Could every line of the data be printed exactly as it reads?

######

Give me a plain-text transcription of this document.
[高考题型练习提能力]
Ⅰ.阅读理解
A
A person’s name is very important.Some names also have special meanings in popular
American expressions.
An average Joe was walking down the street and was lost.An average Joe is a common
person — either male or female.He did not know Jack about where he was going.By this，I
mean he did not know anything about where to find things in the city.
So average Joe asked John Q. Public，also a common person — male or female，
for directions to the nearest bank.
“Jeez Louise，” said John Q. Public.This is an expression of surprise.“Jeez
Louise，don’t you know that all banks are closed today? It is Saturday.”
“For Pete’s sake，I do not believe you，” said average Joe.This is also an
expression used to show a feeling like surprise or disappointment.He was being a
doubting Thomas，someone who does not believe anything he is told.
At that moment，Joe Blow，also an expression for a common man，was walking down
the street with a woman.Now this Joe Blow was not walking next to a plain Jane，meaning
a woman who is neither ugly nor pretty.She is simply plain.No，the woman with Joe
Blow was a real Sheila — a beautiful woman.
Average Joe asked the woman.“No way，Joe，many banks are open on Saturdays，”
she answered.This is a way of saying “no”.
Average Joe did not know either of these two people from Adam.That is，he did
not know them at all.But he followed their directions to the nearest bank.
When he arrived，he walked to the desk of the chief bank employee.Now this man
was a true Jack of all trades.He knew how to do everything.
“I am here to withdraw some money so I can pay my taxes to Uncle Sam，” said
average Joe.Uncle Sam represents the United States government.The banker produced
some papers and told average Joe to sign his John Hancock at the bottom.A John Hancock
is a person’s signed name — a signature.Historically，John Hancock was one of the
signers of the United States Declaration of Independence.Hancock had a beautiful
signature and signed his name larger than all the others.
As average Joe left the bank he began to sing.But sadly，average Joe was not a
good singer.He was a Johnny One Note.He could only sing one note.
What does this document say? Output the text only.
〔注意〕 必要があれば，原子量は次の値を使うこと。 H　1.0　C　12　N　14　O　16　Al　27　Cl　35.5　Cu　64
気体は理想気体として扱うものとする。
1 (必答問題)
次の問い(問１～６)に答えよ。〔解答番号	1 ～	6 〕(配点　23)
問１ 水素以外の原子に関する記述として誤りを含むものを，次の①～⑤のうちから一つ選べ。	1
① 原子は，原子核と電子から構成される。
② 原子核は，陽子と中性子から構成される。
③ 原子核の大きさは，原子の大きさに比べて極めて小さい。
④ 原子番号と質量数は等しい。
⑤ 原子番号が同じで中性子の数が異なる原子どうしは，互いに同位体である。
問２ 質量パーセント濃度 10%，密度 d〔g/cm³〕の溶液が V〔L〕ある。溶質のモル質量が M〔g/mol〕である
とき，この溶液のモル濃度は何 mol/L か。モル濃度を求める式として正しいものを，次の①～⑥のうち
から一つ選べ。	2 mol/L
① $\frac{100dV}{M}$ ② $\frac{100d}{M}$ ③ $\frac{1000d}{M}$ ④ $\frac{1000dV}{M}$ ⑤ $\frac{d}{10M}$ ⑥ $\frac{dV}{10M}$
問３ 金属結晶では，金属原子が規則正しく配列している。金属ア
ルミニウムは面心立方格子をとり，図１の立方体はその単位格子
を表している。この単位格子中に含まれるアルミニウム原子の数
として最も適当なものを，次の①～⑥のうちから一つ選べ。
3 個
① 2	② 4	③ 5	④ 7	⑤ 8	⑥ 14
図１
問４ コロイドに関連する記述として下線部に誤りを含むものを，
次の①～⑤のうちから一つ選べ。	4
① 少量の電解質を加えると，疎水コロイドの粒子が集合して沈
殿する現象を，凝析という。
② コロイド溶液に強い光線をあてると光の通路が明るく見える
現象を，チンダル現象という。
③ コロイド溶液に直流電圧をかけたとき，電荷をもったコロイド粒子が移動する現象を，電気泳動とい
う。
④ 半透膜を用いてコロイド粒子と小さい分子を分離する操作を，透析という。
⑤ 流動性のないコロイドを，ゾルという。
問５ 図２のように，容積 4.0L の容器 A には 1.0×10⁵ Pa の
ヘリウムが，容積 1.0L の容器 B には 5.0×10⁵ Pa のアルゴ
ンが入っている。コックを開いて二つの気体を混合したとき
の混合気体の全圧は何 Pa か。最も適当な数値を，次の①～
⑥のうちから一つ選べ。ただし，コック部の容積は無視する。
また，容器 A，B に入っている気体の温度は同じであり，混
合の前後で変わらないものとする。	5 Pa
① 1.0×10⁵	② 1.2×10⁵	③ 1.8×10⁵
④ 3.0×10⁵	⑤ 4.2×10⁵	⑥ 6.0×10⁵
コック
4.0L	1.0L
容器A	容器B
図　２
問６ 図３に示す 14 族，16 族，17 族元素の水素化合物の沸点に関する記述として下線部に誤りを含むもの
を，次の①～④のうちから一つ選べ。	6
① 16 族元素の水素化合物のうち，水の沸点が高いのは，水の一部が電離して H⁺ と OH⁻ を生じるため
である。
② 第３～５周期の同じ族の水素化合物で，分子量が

######

* [Answer for this exercise]:
Give me a plain-text transcription of this document.
[高考题型练习提能力]
Ⅰ.阅读理解
A
A person’s name is very important.Some names also have special meanings in popular
American expressions.
An average Joe was walking down the street and was lost.An average Joe is a common
person — either male or female.He did not know Jack about where he was going.By this，I
mean he did not know anything about where to find things in the city.
So average Joe asked John Q. Public，also a common person — male or female，
for directions to the nearest bank.
“Jeez Louise，” said John Q. Public.This is an expression of surprise.“Jeez
Louise，don’t you know that all banks are closed today? It is Saturday.”
“For Pete’s sake，I do not believe you，” said average Joe.This is also an
expression used to show a feeling like surprise or disappointment.He was being a
doubting Thomas，someone who does not believe anything he is told.
At that moment，Joe Blow，also an expression for a common man，was walking down
the street with a woman.Now this Joe Blow was not walking next to a plain Jane，meaning
a woman who is neither ugly nor pretty.She is simply plain.No，the woman with Joe
Blow was a real Sheila — a beautiful woman.
Average Joe asked the woman.“No way，Joe，many banks are open on Saturdays，”
she answered.This is a way of saying “no”.
Average Joe did not know either of these two people from Adam.That is，he did
not know them at all.But he followed their directions to the nearest bank.
When he arrived，he walked to the desk of the chief bank employee.Now this man
was a true Jack of all trades.He knew how to do everything.
“I am here to withdraw some money so I can pay my taxes to Uncle Sam，” said
average Joe.Uncle Sam represents the United States government.The banker produced
some papers and told average Joe to sign his John Hancock at the bottom.A John Hancock
is a person’s signed name — a signature.Historically，John Hancock was one of the
signers of the United States Declaration of Independence.Hancock had a beautiful
signature and signed his name larger than all the others.
As average Joe left the bank he began to sing.But sadly，average Joe was not a
good singer.He was a Johnny One Note.He could only sing one note.
What does this document say? Output the text only.
〔注意〕 必要があれば，原子量は次の値を使うこと。 H　1.0　C　12　N　14　O　16　Al　27　Cl　35.5　Cu　64
気体は理想気体として扱うものとする。
1 (必答問題)
次の問い(問１～６)に答えよ。〔解答番号	1 ～	6 〕(配点　23)
問１ 水素以外の原子に関する記述として誤りを含むものを，次の①～⑤のうちから一つ選べ。	1
① 原子は，原子核と電子から構成される。
② 原子核は，陽子と中性子から構成される。
③ 原子核の大きさは，原子の大きさに比べて極めて小さい。
④ 原子番号と質量数は等しい。
⑤ 原子番号が同じで中性子の数が異なる原子どうしは，互いに同位体である。
問２ 質量パーセント濃度 10%，密度 d〔g/cm³〕の溶液が V〔L〕ある。溶質のモル質量が M〔g/mol〕である
とき，この溶液のモル濃度は何 mol/L か。モル濃度を求める式として正しいものを，次の①～⑥のうち
から一つ選べ。	2 mol/L
① $\frac{100dV}{M}$ ② $\frac{100d}{M}$ ③ $\frac{1000d}{M}$ ④ $\frac{1000dV}{M}$ ⑤ $\frac{d}{10M}$ ⑥ $\frac{dV}{10M}$
問３ 金属結晶では，金属原子が規則正しく配列している。金属ア
ルミニウムは面心立方格子をとり，図１の立方体はその単位格子
を表している。この単位格子中に含まれるアルミニウム原子の数
として最も適当なものを，次の①～⑥のうちから一つ選べ。
3 個
① 2	② 4	③ 5	④ 7	⑤ 8	⑥ 14
図１
問４ コロイドに関連する記述として下線部に誤りを含むものを，
次の①～⑤のうちから一つ選べ。	4
① 少量の電解質を加えると，疎水コロイドの粒子が集合して沈
殿する現象を，凝析という。
② コロイド溶液に強い光線をあてると光の通路が明るく見える
現象を，チンダル現象という。
③ コロイド溶液に直流電圧をかけたとき，電荷をもったコロイド粒子が移動する現象を，電気泳動とい
う。
④ 半透膜を用いてコロイド粒子と小さい分子を分離する操作を，透析という。
⑤ 流動性のないコロイドを，ゾルという。
問５ 図２のように，容積 4.0L の容器 A には 1.0×10⁵ Pa の
ヘリウムが，容積 1.0L の容器 B には 5.0×10⁵ Pa のアルゴ
ンが入っている。コックを開いて二つの気体を混合したとき
の混合気体の全圧は何 Pa か。最も適当な数値を，次の①～
⑥のうちから一つ選べ。ただし，コック部の容積は無視する。
また，容器 A，B に入っている気体の温度は同じであり，混
合の前後で変わらないものとする。	5 Pa
① 1.0×10⁵	② 1.2×10⁵	③ 1.8×10⁵
④ 3.0×10⁵	⑤ 4.2×10⁵	⑥ 6.0×10⁵
コック
4.0L	1.0L
容器A	容器B
図　２
問６ 図３に示す 14 族，16 族，17 族元素の水素化合物の沸点に関する記述として下線部に誤りを含むもの
を，次の①～④のうちから一つ選べ。	6
① 16 族元素の水素化合物のうち，水の沸点が高いのは，水の一部が電離して H⁺ と OH⁻ を生じるため
である。
② 第３～５周期の同じ族の水素化合物で，分子量が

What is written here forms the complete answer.